** begin Recorded data **
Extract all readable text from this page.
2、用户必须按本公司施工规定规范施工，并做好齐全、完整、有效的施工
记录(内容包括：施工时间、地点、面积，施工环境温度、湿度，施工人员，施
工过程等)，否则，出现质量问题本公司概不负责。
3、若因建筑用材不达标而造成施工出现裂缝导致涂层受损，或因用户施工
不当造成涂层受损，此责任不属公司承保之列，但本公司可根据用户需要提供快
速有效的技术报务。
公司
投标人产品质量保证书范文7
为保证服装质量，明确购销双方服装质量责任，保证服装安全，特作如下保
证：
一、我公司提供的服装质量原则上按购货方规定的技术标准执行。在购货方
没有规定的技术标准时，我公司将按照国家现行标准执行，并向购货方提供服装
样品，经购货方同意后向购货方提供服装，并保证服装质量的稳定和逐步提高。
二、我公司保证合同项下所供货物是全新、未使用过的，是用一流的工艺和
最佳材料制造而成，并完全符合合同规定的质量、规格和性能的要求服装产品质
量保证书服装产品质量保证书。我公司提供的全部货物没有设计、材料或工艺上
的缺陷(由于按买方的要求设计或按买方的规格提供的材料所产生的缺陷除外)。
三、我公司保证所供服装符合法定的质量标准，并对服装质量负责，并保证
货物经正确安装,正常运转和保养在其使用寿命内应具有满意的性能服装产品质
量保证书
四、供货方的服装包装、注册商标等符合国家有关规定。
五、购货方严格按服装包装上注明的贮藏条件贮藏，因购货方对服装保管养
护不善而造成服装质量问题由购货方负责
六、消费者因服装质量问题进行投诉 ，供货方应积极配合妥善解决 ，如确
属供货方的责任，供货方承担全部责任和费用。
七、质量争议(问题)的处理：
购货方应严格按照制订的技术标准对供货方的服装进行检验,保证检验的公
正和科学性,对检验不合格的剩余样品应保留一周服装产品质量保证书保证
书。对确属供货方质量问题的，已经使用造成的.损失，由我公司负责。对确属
** end Recorded data **
** begin Recorded data **
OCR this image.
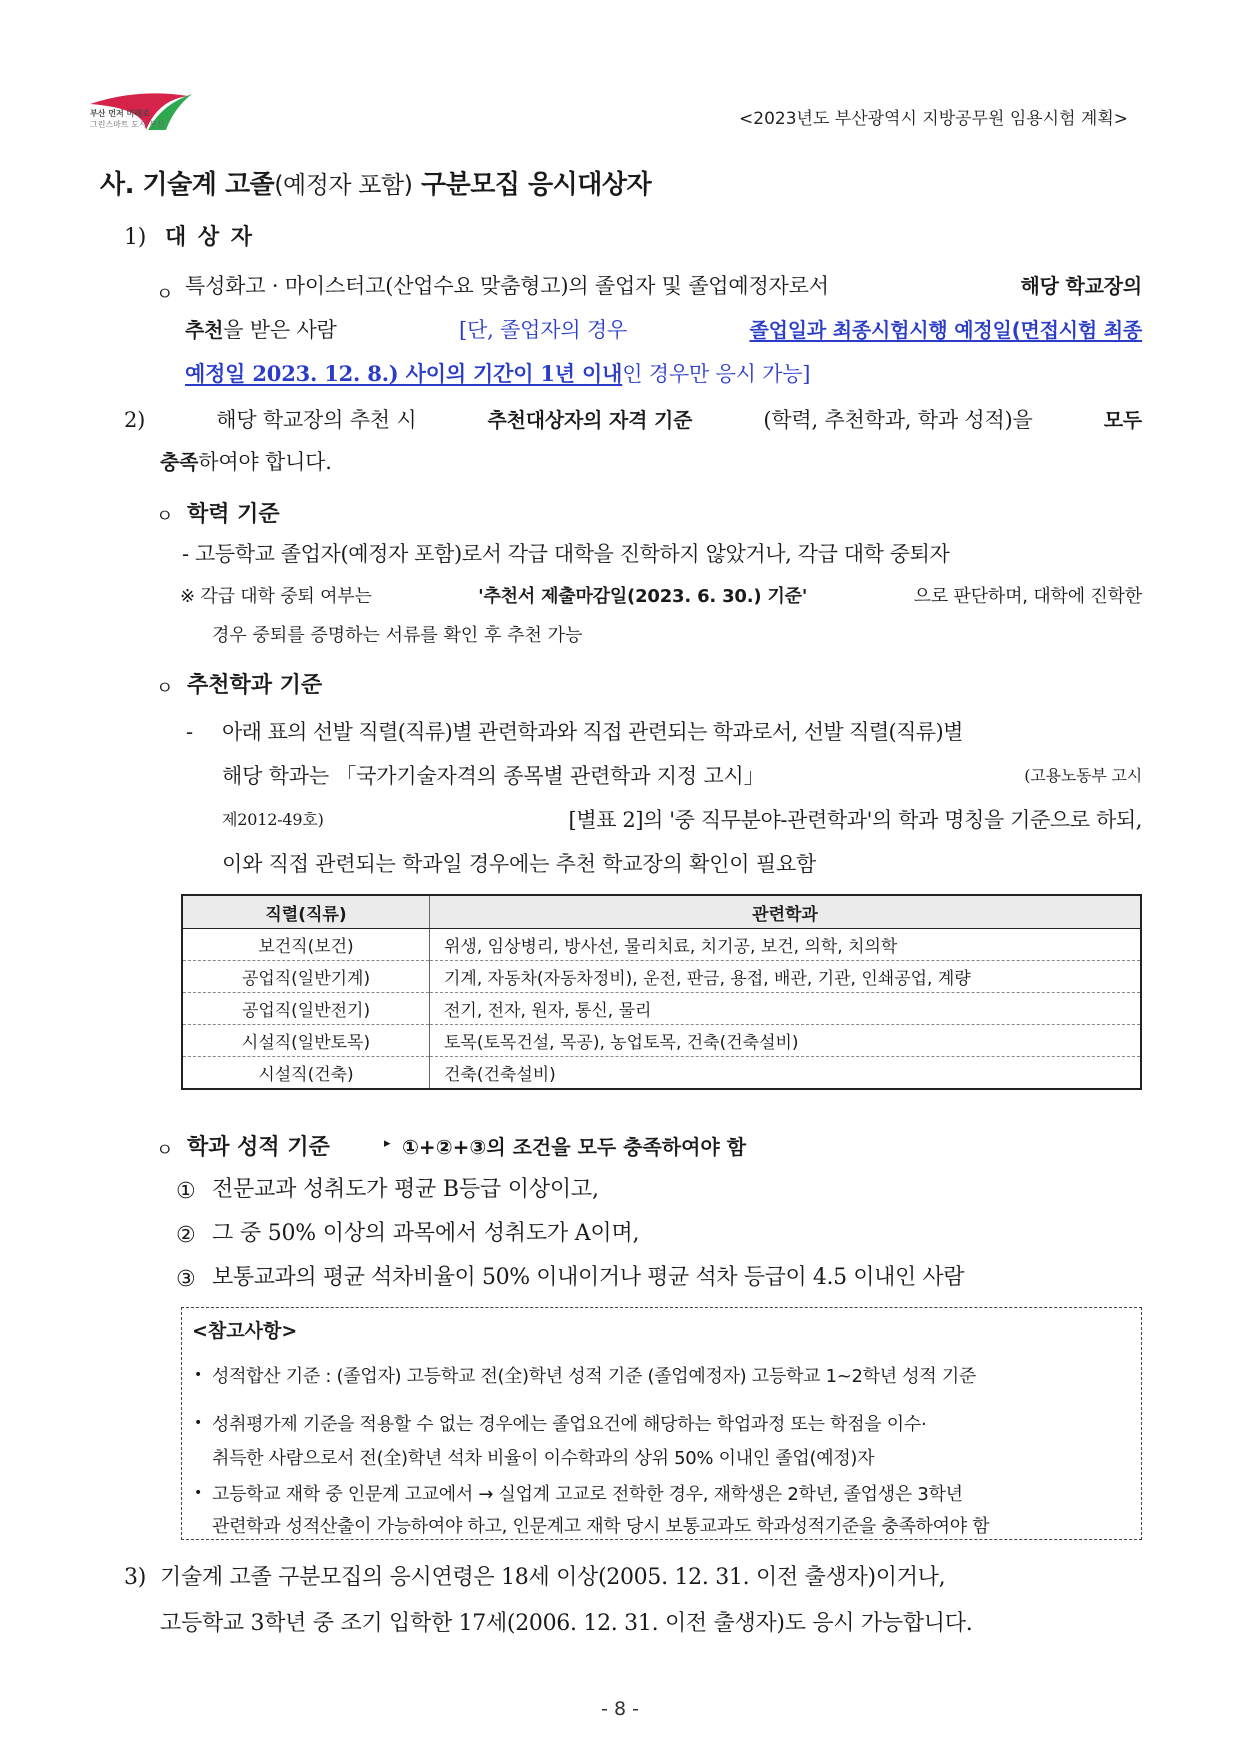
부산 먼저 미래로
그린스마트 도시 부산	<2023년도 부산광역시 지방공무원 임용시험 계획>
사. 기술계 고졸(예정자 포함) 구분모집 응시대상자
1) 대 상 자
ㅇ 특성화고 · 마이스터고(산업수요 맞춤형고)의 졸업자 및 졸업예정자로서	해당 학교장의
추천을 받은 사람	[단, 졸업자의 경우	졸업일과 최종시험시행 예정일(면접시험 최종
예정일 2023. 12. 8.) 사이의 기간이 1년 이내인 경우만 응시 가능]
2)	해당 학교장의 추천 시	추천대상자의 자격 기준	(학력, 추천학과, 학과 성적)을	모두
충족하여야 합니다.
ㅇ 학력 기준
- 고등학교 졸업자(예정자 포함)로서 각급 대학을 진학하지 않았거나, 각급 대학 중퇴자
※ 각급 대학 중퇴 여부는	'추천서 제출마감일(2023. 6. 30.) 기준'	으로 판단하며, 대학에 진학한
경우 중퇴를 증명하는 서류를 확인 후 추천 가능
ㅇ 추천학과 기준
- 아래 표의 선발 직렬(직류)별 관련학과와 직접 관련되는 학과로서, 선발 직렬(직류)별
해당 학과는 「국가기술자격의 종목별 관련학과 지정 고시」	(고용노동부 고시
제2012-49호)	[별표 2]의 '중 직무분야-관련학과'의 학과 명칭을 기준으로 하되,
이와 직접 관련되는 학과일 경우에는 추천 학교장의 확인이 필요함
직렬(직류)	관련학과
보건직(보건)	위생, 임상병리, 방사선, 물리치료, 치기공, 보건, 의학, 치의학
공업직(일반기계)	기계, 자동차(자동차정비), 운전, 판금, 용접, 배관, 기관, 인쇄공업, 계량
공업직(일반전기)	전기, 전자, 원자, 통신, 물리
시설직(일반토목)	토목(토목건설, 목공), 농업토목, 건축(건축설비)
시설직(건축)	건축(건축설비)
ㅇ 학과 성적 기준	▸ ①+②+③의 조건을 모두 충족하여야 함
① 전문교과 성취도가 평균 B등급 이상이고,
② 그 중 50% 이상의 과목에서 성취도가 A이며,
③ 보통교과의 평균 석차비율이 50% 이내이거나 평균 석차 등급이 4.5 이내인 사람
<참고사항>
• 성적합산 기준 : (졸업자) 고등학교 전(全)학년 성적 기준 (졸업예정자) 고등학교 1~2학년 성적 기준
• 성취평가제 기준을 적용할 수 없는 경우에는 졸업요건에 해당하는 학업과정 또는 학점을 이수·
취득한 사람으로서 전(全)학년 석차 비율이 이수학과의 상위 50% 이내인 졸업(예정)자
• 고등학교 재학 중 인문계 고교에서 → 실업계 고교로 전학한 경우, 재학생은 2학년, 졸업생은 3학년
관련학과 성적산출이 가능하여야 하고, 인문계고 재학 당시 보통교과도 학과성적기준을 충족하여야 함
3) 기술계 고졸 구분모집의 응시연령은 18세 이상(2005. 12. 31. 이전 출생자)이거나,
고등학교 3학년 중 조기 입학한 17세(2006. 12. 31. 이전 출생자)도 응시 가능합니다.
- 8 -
** end Recorded data **
Given task —
Find every line in the records above that contains the word "건축설비", and copy each one.

The output —
시설직(일반토목)	토목(토목건설, 목공), 농업토목, 건축(건축설비)
시설직(건축)	건축(건축설비)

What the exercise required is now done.